Pull every line of the entries that has the word "color".
:::
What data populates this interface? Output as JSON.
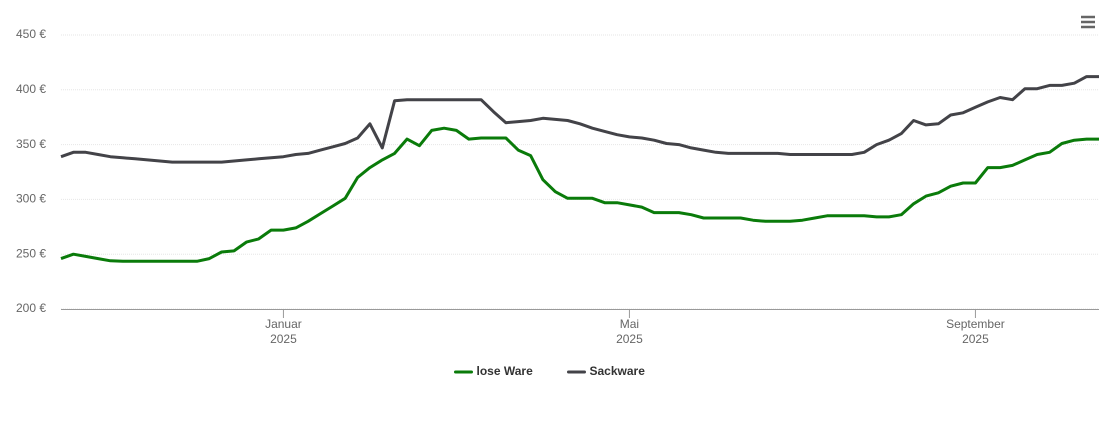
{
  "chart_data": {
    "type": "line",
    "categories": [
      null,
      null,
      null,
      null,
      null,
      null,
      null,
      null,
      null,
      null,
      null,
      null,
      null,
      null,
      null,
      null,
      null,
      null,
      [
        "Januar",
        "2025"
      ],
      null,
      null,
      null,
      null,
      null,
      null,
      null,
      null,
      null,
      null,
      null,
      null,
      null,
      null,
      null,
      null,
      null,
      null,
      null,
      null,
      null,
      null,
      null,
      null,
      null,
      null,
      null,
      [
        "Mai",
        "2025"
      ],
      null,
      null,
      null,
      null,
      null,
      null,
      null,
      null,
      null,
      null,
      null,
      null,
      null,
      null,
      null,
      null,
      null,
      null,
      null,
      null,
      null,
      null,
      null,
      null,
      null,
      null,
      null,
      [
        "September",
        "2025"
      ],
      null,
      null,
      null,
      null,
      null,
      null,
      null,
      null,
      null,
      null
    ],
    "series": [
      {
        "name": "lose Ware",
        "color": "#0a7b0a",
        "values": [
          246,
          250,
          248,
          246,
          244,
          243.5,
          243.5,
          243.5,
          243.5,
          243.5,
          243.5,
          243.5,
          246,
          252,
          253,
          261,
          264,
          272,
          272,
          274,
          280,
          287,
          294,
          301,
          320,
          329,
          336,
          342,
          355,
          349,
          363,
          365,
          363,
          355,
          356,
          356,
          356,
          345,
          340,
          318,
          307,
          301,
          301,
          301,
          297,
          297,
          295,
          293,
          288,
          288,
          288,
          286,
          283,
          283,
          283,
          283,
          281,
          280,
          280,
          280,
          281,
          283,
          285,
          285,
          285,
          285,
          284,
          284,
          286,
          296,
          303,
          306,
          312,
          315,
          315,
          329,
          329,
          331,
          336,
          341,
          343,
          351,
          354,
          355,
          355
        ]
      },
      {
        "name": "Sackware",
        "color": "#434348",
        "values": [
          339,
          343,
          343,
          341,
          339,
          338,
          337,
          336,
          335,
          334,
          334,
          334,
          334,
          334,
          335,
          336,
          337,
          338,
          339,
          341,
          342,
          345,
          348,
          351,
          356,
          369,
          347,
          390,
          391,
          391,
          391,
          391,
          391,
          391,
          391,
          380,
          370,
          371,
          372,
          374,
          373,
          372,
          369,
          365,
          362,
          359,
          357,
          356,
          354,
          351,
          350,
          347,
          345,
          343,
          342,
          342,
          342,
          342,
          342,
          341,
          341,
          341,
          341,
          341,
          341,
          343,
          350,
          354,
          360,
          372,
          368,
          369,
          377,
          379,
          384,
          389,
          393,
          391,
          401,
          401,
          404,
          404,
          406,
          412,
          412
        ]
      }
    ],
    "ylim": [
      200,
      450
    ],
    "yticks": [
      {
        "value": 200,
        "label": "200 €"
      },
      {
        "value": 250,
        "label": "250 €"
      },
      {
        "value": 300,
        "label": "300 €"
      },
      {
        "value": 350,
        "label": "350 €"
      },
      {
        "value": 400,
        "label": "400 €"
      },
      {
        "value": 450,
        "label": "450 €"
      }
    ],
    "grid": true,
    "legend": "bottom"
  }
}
:::
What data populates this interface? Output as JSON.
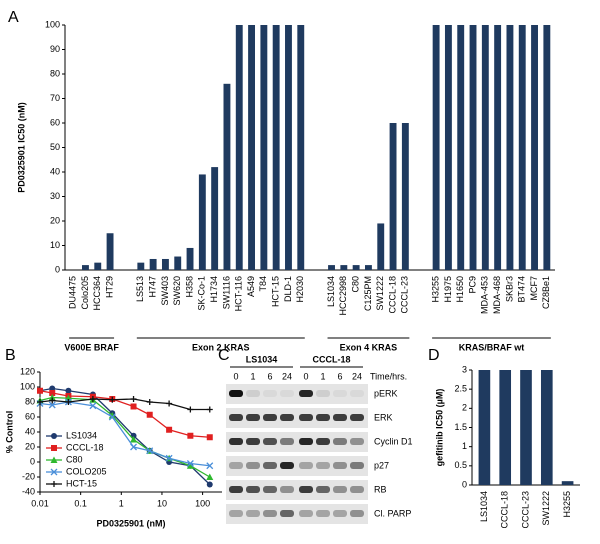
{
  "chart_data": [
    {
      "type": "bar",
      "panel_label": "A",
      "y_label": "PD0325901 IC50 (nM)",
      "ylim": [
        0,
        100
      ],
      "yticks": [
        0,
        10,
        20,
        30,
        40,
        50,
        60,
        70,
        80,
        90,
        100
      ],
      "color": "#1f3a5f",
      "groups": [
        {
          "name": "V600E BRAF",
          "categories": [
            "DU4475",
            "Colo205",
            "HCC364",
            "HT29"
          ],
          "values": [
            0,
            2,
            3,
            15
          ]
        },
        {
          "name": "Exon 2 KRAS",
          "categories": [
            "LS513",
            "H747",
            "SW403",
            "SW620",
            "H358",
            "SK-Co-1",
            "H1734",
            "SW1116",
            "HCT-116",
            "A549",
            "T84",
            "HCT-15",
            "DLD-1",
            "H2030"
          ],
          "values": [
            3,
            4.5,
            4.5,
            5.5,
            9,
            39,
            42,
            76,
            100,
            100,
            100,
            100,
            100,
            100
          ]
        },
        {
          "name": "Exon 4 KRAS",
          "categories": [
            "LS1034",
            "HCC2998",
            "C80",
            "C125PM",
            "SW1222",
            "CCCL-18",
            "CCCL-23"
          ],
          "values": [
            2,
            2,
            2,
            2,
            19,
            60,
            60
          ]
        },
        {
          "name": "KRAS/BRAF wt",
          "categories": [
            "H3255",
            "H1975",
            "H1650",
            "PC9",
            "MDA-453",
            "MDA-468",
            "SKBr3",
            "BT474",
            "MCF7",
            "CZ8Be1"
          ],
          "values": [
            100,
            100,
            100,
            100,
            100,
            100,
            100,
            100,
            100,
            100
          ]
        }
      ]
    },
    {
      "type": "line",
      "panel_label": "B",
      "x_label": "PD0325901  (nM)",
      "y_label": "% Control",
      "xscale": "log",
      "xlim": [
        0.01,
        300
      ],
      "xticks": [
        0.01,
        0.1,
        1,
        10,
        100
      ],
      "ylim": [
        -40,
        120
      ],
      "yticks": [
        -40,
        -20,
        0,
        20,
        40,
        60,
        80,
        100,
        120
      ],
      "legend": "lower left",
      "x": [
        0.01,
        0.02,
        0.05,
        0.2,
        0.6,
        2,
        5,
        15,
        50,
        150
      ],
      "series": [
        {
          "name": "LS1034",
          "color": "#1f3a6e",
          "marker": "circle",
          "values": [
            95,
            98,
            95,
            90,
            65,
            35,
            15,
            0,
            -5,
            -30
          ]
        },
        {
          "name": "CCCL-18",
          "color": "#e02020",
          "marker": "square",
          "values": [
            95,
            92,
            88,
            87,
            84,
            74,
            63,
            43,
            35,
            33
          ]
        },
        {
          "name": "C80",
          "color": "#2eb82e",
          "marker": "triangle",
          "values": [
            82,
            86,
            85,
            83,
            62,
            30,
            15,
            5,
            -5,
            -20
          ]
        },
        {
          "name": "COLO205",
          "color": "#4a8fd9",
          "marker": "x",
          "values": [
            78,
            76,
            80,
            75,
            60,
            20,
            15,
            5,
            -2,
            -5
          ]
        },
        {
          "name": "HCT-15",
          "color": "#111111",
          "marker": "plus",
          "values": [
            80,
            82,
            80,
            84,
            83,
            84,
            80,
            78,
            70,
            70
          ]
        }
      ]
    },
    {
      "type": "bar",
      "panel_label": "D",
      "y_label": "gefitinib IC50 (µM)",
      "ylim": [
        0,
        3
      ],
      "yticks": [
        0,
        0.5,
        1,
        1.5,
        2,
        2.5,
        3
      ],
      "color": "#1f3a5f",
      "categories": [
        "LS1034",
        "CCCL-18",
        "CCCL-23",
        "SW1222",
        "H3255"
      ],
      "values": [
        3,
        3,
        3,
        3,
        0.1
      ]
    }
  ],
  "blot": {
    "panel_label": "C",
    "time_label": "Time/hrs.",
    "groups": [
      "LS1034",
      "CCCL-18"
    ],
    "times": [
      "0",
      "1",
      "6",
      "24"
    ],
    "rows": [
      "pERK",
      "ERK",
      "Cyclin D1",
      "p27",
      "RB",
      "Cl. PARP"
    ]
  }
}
:::
▶ **ANSWER FOR THE TASK**:
        "color": "#0a7b0a",
        "color": "#434348",
      "color": "#1f3a5f",
          "color": "#1f3a6e",
          "color": "#e02020",
          "color": "#2eb82e",
          "color": "#4a8fd9",
          "color": "#111111",
      "color": "#1f3a5f",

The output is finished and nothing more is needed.